EXERCISE BRIEF
In the listing below, locate the lines bearing the word "区生态环境局". Copy every one of them.

DATA FOR PROCESSING

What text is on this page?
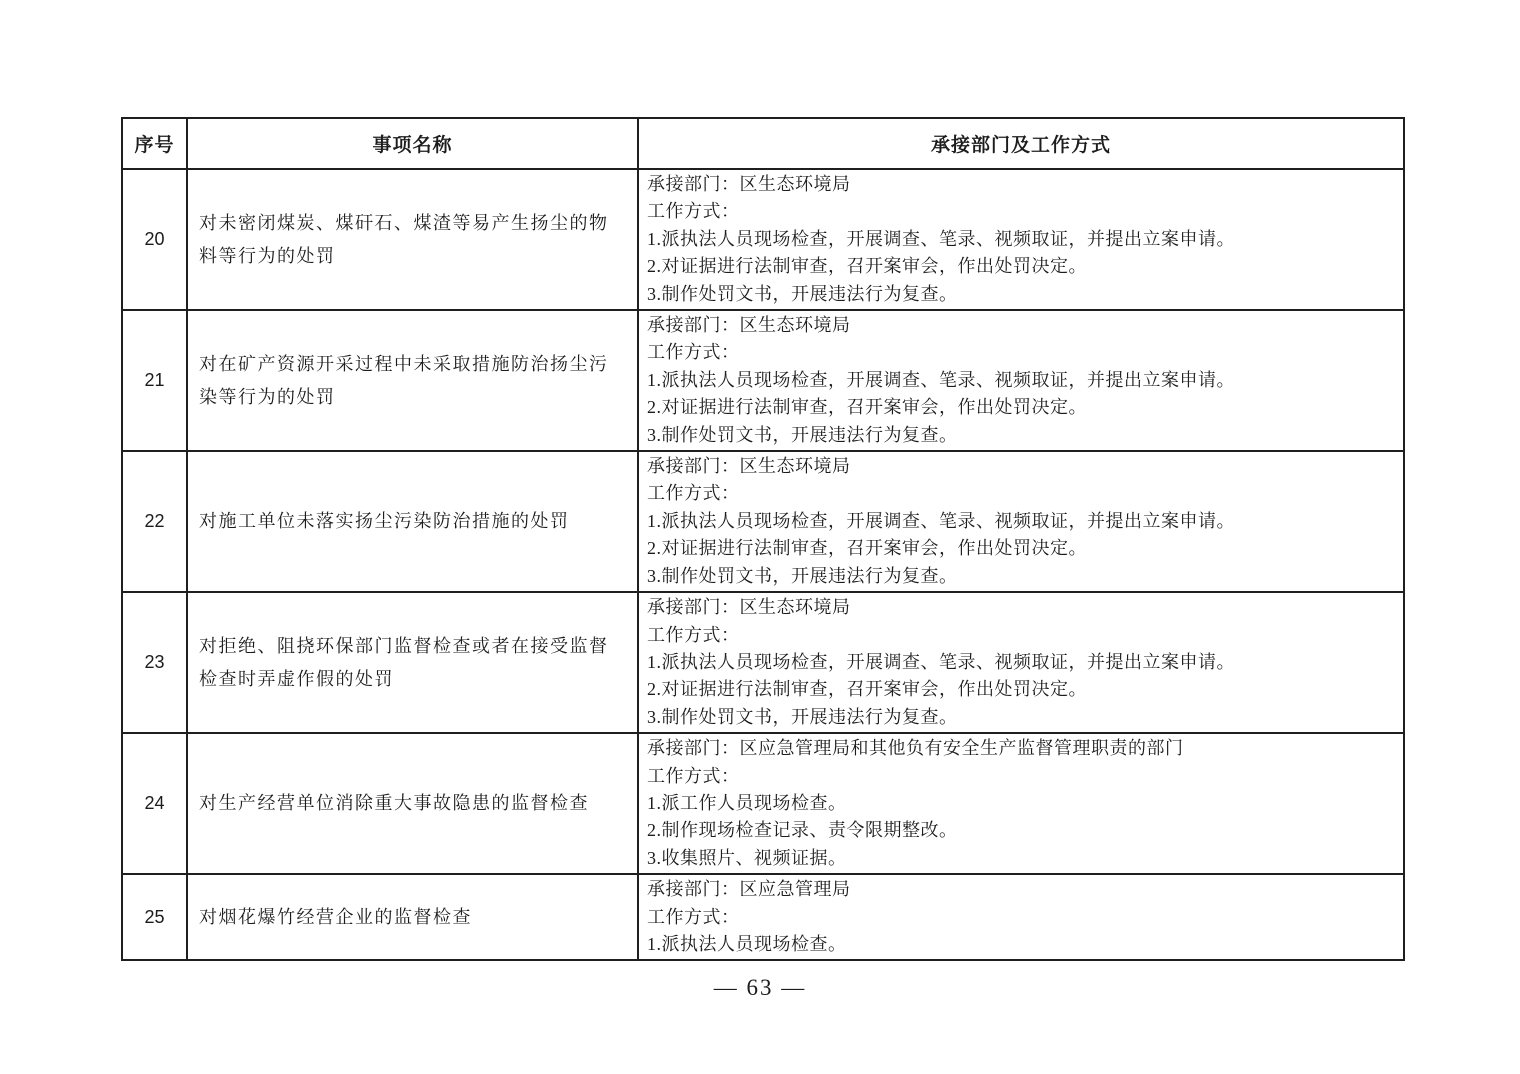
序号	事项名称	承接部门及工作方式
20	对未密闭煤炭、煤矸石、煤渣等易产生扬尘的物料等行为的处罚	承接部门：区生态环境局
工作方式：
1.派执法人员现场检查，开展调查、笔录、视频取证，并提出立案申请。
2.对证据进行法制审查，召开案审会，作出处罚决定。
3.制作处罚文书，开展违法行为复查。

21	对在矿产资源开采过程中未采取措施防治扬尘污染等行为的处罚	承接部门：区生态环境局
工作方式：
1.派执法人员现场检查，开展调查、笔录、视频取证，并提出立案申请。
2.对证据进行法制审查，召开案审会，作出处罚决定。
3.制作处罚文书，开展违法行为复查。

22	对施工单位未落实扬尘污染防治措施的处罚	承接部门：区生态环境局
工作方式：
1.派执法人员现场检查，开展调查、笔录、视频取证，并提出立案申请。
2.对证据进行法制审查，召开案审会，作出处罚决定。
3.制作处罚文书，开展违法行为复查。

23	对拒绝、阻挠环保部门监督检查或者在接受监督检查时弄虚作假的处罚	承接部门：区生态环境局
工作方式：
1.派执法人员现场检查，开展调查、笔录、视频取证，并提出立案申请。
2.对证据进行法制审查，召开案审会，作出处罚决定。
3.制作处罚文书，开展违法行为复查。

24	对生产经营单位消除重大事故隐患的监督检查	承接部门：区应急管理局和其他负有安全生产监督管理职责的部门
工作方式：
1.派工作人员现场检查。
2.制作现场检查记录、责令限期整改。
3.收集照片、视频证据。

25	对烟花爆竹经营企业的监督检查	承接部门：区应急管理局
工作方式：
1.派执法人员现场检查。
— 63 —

==

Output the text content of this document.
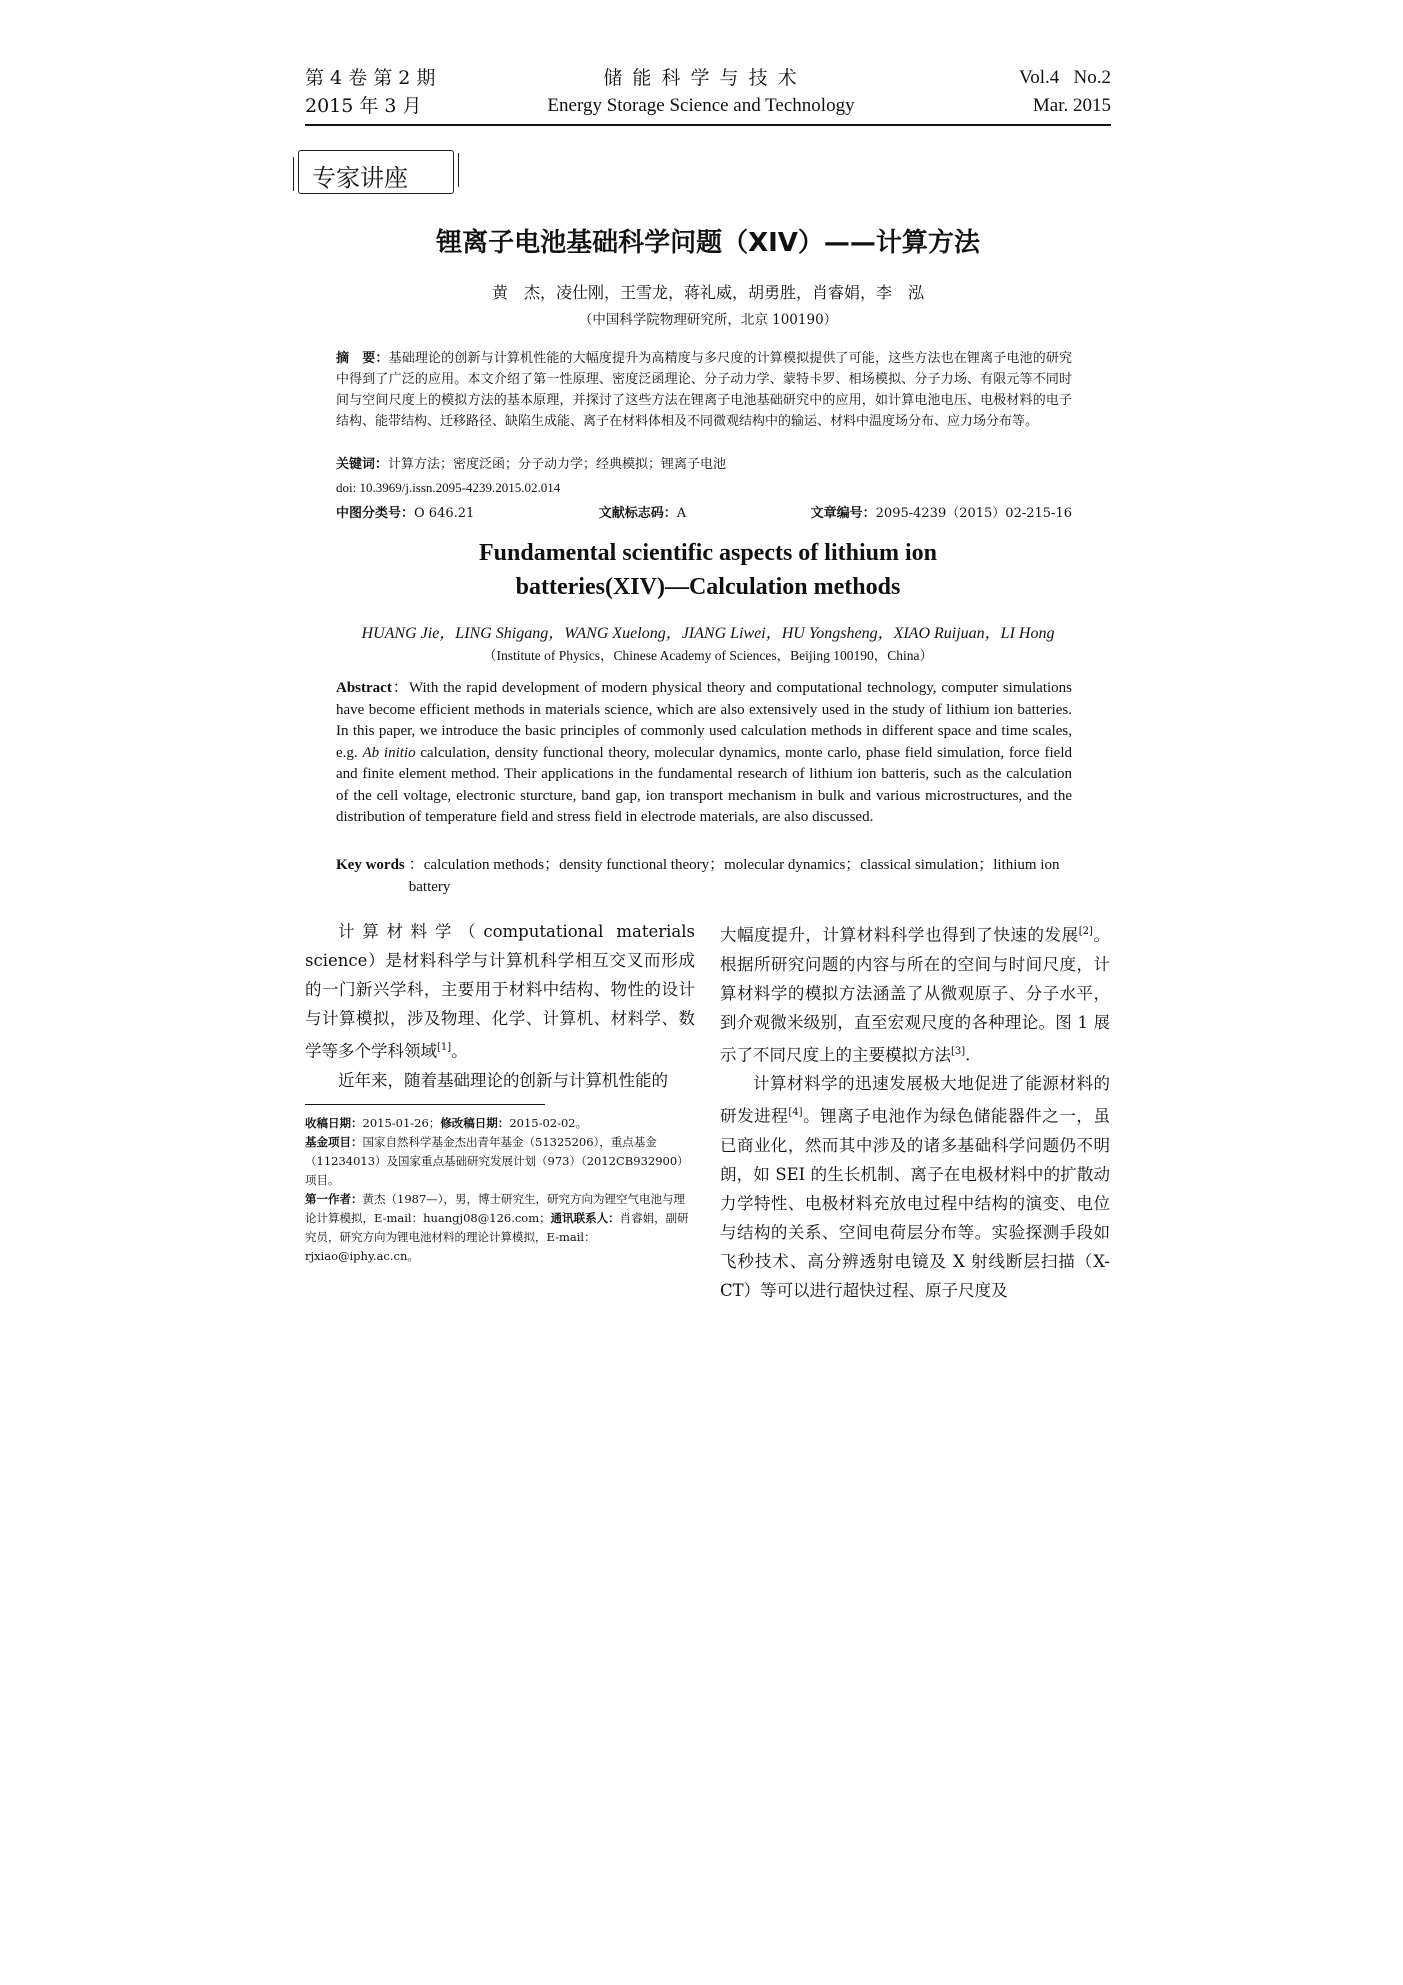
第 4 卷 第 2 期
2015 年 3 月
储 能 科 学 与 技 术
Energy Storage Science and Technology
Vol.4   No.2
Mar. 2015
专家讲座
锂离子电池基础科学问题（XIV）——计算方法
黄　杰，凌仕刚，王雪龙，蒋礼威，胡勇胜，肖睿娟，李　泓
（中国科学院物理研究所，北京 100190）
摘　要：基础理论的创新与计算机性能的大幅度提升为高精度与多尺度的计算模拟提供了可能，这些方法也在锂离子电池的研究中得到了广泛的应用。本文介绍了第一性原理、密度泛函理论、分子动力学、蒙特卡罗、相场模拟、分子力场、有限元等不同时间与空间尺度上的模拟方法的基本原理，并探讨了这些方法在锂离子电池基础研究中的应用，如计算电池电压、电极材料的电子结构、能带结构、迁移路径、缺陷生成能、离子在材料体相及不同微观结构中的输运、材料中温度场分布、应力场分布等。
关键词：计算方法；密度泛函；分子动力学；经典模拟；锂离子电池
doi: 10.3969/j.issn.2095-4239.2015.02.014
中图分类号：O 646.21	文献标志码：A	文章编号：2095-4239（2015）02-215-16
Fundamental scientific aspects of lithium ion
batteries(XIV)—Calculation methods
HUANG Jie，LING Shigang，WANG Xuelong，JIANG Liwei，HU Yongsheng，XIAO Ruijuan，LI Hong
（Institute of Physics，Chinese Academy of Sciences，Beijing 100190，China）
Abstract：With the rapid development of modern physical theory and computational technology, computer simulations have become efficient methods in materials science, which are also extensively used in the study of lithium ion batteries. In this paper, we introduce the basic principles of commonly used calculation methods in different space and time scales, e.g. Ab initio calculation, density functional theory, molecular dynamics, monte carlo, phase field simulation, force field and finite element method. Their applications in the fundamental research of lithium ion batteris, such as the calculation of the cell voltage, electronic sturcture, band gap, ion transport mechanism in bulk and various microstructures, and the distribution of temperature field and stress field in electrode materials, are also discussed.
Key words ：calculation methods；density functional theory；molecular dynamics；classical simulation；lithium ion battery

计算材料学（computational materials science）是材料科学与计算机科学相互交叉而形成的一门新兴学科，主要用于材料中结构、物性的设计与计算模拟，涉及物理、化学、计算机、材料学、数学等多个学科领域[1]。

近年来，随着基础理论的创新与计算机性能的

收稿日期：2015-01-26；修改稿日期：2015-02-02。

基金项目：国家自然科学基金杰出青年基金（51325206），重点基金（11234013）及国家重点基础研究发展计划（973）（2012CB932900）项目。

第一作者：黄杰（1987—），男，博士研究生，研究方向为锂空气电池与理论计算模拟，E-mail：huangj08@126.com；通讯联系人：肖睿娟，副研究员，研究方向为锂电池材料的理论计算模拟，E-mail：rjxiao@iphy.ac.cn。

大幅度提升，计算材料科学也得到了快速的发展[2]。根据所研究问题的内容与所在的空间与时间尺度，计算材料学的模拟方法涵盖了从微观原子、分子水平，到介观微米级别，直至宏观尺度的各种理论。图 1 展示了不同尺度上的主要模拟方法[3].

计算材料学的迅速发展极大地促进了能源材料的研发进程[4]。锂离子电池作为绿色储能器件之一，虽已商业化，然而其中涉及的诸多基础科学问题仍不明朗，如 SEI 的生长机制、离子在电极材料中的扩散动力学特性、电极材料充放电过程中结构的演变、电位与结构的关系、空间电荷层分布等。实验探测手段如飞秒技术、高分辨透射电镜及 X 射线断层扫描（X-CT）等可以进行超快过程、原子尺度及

FINISHED ANSWER
20	对未密闭煤炭、煤矸石、煤渣等易产生扬尘的物料等行为的处罚	承接部门：区生态环境局
21	对在矿产资源开采过程中未采取措施防治扬尘污染等行为的处罚	承接部门：区生态环境局
22	对施工单位未落实扬尘污染防治措施的处罚	承接部门：区生态环境局
23	对拒绝、阻挠环保部门监督检查或者在接受监督检查时弄虚作假的处罚	承接部门：区生态环境局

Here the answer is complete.